━━ DATASET CONTENT ━━
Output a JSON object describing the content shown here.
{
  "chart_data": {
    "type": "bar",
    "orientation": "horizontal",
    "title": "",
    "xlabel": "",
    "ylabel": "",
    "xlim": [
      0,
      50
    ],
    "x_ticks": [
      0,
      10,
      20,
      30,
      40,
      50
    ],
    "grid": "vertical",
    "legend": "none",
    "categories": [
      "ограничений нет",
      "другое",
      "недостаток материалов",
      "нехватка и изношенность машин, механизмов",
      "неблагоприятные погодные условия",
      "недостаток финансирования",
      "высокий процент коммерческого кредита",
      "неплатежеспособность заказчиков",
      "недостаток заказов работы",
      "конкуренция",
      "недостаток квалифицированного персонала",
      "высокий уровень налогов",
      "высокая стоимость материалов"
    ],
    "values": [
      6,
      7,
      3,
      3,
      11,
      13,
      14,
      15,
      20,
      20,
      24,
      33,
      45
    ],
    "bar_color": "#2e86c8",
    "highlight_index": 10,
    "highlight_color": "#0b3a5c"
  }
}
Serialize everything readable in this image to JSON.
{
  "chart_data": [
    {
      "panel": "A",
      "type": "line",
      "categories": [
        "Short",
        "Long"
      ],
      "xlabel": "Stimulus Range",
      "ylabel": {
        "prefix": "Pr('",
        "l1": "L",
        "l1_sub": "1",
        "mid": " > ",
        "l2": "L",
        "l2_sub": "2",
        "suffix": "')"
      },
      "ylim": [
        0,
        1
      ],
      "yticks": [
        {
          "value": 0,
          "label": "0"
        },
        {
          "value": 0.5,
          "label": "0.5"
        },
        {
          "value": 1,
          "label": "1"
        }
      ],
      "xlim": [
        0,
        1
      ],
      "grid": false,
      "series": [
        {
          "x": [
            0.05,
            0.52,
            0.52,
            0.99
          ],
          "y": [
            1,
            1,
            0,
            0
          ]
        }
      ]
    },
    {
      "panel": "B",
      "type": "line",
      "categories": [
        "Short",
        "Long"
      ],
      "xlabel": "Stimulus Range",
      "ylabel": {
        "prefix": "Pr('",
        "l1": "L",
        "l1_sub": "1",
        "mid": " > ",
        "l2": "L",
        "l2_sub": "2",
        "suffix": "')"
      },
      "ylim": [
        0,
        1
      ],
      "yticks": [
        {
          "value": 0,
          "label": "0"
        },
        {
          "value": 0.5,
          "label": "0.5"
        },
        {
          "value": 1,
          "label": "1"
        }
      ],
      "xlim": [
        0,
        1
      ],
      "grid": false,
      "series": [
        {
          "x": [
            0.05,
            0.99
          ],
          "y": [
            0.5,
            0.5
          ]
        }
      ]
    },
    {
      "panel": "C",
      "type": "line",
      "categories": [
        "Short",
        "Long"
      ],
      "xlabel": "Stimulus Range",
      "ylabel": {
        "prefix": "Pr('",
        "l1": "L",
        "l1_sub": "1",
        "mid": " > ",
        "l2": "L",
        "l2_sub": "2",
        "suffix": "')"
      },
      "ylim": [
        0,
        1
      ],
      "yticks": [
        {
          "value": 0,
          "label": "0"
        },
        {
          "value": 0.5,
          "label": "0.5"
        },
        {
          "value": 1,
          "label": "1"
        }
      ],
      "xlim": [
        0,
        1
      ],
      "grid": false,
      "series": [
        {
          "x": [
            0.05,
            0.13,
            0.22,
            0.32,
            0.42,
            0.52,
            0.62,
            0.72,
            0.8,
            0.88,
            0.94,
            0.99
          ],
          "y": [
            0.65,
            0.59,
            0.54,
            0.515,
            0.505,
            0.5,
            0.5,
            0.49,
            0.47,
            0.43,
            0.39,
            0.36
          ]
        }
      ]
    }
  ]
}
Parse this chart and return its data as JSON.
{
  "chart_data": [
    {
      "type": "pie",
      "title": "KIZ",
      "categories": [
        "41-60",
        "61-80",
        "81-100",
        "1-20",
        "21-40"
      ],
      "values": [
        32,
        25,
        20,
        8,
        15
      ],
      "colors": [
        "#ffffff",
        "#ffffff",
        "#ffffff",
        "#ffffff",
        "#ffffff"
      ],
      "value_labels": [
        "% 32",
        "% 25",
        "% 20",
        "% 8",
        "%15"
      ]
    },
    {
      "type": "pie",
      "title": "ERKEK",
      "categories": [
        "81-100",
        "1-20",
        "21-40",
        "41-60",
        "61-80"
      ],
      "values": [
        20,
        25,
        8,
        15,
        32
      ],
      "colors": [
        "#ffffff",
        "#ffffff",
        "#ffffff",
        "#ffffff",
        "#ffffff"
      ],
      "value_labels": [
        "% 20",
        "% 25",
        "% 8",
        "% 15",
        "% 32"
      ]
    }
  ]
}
━━━
→ CHALLENGE
Quote the whole listing above, leaving nothing out.

→ RESULT
Output a JSON object describing the content shown here.
{
  "chart_data": {
    "type": "bar",
    "orientation": "horizontal",
    "title": "",
    "xlabel": "",
    "ylabel": "",
    "xlim": [
      0,
      50
    ],
    "x_ticks": [
      0,
      10,
      20,
      30,
      40,
      50
    ],
    "grid": "vertical",
    "legend": "none",
    "categories": [
      "ограничений нет",
      "другое",
      "недостаток материалов",
      "нехватка и изношенность машин, механизмов",
      "неблагоприятные погодные условия",
      "недостаток финансирования",
      "высокий процент коммерческого кредита",
      "неплатежеспособность заказчиков",
      "недостаток заказов работы",
      "конкуренция",
      "недостаток квалифицированного персонала",
      "высокий уровень налогов",
      "высокая стоимость материалов"
    ],
    "values": [
      6,
      7,
      3,
      3,
      11,
      13,
      14,
      15,
      20,
      20,
      24,
      33,
      45
    ],
    "bar_color": "#2e86c8",
    "highlight_index": 10,
    "highlight_color": "#0b3a5c"
  }
}
Serialize everything readable in this image to JSON.
{
  "chart_data": [
    {
      "panel": "A",
      "type": "line",
      "categories": [
        "Short",
        "Long"
      ],
      "xlabel": "Stimulus Range",
      "ylabel": {
        "prefix": "Pr('",
        "l1": "L",
        "l1_sub": "1",
        "mid": " > ",
        "l2": "L",
        "l2_sub": "2",
        "suffix": "')"
      },
      "ylim": [
        0,
        1
      ],
      "yticks": [
        {
          "value": 0,
          "label": "0"
        },
        {
          "value": 0.5,
          "label": "0.5"
        },
        {
          "value": 1,
          "label": "1"
        }
      ],
      "xlim": [
        0,
        1
      ],
      "grid": false,
      "series": [
        {
          "x": [
            0.05,
            0.52,
            0.52,
            0.99
          ],
          "y": [
            1,
            1,
            0,
            0
          ]
        }
      ]
    },
    {
      "panel": "B",
      "type": "line",
      "categories": [
        "Short",
        "Long"
      ],
      "xlabel": "Stimulus Range",
      "ylabel": {
        "prefix": "Pr('",
        "l1": "L",
        "l1_sub": "1",
        "mid": " > ",
        "l2": "L",
        "l2_sub": "2",
        "suffix": "')"
      },
      "ylim": [
        0,
        1
      ],
      "yticks": [
        {
          "value": 0,
          "label": "0"
        },
        {
          "value": 0.5,
          "label": "0.5"
        },
        {
          "value": 1,
          "label": "1"
        }
      ],
      "xlim": [
        0,
        1
      ],
      "grid": false,
      "series": [
        {
          "x": [
            0.05,
            0.99
          ],
          "y": [
            0.5,
            0.5
          ]
        }
      ]
    },
    {
      "panel": "C",
      "type": "line",
      "categories": [
        "Short",
        "Long"
      ],
      "xlabel": "Stimulus Range",
      "ylabel": {
        "prefix": "Pr('",
        "l1": "L",
        "l1_sub": "1",
        "mid": " > ",
        "l2": "L",
        "l2_sub": "2",
        "suffix": "')"
      },
      "ylim": [
        0,
        1
      ],
      "yticks": [
        {
          "value": 0,
          "label": "0"
        },
        {
          "value": 0.5,
          "label": "0.5"
        },
        {
          "value": 1,
          "label": "1"
        }
      ],
      "xlim": [
        0,
        1
      ],
      "grid": false,
      "series": [
        {
          "x": [
            0.05,
            0.13,
            0.22,
            0.32,
            0.42,
            0.52,
            0.62,
            0.72,
            0.8,
            0.88,
            0.94,
            0.99
          ],
          "y": [
            0.65,
            0.59,
            0.54,
            0.515,
            0.505,
            0.5,
            0.5,
            0.49,
            0.47,
            0.43,
            0.39,
            0.36
          ]
        }
      ]
    }
  ]
}
Parse this chart and return its data as JSON.
{
  "chart_data": [
    {
      "type": "pie",
      "title": "KIZ",
      "categories": [
        "41-60",
        "61-80",
        "81-100",
        "1-20",
        "21-40"
      ],
      "values": [
        32,
        25,
        20,
        8,
        15
      ],
      "colors": [
        "#ffffff",
        "#ffffff",
        "#ffffff",
        "#ffffff",
        "#ffffff"
      ],
      "value_labels": [
        "% 32",
        "% 25",
        "% 20",
        "% 8",
        "%15"
      ]
    },
    {
      "type": "pie",
      "title": "ERKEK",
      "categories": [
        "81-100",
        "1-20",
        "21-40",
        "41-60",
        "61-80"
      ],
      "values": [
        20,
        25,
        8,
        15,
        32
      ],
      "colors": [
        "#ffffff",
        "#ffffff",
        "#ffffff",
        "#ffffff",
        "#ffffff"
      ],
      "value_labels": [
        "% 20",
        "% 25",
        "% 8",
        "% 15",
        "% 32"
      ]
    }
  ]
}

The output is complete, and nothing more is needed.